=== INSTRUCTIONS TO FOLLOW ===
Below are records; count the lines in them that hold "товариществ" and give only the count.
Start ENTRIES
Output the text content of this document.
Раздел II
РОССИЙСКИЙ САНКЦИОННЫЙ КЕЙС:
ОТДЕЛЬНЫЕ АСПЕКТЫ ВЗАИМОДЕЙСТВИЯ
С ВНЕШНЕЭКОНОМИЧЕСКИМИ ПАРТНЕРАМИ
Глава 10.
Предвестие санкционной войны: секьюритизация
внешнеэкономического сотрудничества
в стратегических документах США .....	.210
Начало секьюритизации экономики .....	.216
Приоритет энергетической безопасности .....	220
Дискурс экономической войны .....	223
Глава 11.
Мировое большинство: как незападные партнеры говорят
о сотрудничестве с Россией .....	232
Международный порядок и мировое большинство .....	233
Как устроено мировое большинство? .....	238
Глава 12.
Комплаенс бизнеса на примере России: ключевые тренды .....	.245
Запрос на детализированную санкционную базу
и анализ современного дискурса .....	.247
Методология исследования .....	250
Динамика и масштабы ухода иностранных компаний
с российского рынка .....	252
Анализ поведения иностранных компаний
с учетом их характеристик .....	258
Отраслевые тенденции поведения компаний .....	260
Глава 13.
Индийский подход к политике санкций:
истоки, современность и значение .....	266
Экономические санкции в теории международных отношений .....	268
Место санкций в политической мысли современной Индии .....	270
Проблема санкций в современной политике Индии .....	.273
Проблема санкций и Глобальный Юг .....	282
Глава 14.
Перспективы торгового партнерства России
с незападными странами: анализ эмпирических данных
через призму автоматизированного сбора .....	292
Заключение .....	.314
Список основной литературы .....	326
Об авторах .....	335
End ENTRIES
Start ENTRIES
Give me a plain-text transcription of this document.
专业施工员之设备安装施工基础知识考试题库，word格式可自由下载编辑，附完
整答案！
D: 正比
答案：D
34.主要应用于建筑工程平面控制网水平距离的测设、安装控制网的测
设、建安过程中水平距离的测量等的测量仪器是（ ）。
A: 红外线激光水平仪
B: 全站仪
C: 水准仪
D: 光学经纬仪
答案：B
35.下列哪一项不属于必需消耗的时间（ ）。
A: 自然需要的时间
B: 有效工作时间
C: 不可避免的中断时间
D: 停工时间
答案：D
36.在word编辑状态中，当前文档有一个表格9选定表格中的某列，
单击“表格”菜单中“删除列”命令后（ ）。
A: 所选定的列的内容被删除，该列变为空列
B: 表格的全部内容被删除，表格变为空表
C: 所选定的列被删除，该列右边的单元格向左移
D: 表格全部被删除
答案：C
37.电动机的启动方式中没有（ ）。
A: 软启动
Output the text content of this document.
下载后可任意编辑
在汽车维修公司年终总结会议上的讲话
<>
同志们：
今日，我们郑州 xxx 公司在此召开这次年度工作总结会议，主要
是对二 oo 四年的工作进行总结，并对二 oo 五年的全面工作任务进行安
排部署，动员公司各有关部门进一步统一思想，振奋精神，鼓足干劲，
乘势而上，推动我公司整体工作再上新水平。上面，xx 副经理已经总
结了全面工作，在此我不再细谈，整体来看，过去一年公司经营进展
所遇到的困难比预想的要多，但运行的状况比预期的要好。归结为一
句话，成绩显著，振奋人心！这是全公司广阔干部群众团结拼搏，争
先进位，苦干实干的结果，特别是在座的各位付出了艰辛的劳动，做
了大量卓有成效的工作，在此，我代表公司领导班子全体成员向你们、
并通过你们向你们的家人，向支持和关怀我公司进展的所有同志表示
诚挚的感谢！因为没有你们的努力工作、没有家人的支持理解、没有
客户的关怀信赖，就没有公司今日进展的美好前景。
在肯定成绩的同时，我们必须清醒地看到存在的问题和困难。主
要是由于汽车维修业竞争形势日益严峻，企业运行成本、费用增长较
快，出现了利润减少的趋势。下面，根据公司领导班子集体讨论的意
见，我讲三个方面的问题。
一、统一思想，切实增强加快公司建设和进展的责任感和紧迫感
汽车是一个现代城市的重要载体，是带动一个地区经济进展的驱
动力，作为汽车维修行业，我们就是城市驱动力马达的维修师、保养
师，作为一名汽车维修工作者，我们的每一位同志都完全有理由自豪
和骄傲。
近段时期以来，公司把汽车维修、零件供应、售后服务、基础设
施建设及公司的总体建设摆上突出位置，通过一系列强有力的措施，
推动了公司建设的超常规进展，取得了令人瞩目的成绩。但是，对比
End ENTRIES
Start ENTRIES
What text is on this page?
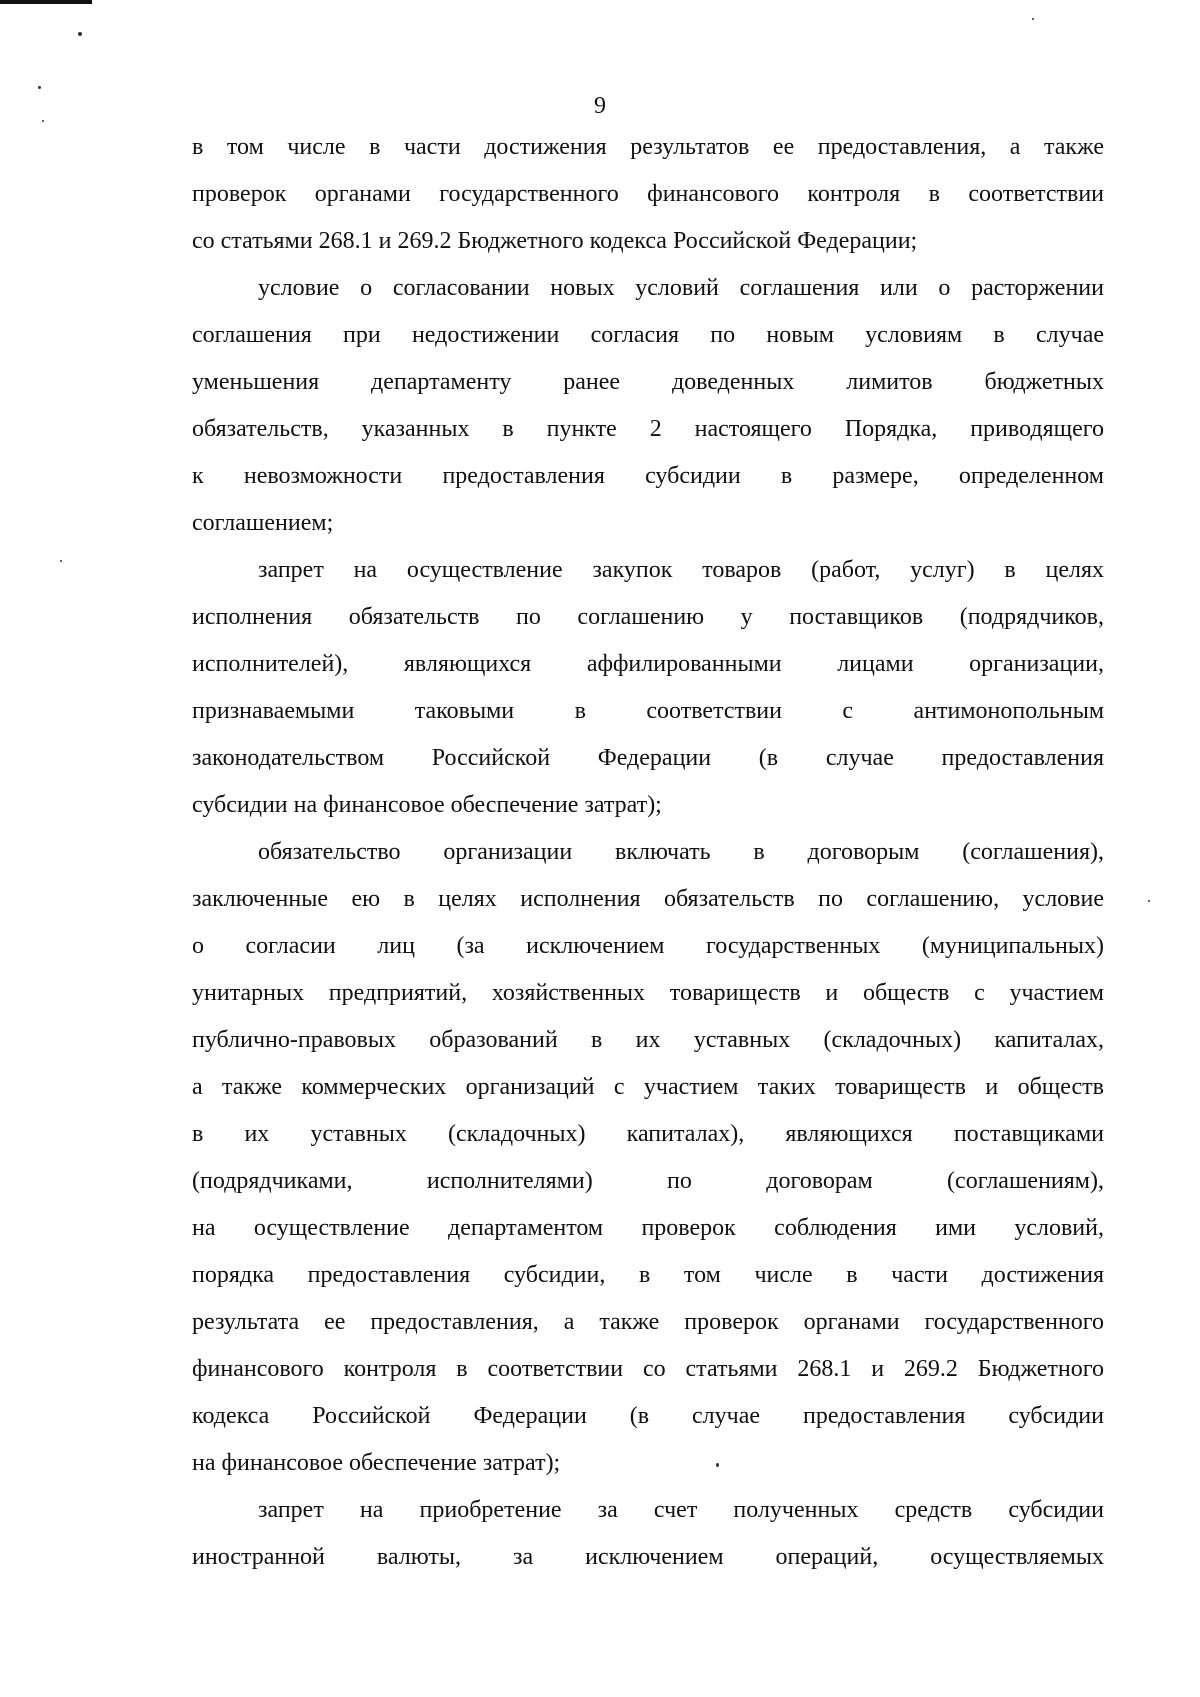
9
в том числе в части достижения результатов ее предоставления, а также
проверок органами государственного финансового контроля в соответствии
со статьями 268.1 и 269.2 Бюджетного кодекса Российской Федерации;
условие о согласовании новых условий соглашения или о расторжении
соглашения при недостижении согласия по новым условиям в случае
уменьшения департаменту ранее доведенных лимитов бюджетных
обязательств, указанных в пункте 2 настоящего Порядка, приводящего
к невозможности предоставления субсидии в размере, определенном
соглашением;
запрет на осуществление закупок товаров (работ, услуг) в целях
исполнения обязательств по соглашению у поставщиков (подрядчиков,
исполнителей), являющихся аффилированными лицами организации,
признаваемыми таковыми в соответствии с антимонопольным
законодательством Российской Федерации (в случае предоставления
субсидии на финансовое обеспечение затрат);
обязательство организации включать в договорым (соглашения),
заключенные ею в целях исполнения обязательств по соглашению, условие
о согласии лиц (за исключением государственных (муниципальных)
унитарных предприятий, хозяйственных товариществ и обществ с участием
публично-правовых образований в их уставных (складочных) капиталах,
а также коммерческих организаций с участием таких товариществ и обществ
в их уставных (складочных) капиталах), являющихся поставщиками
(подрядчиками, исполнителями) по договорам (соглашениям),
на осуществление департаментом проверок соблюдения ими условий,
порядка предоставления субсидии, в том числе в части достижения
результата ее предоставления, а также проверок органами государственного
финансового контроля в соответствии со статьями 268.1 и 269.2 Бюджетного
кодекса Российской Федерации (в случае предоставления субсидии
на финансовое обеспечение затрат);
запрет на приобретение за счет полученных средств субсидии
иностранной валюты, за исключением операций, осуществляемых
End ENTRIES
=== FINAL ANSWER ===
2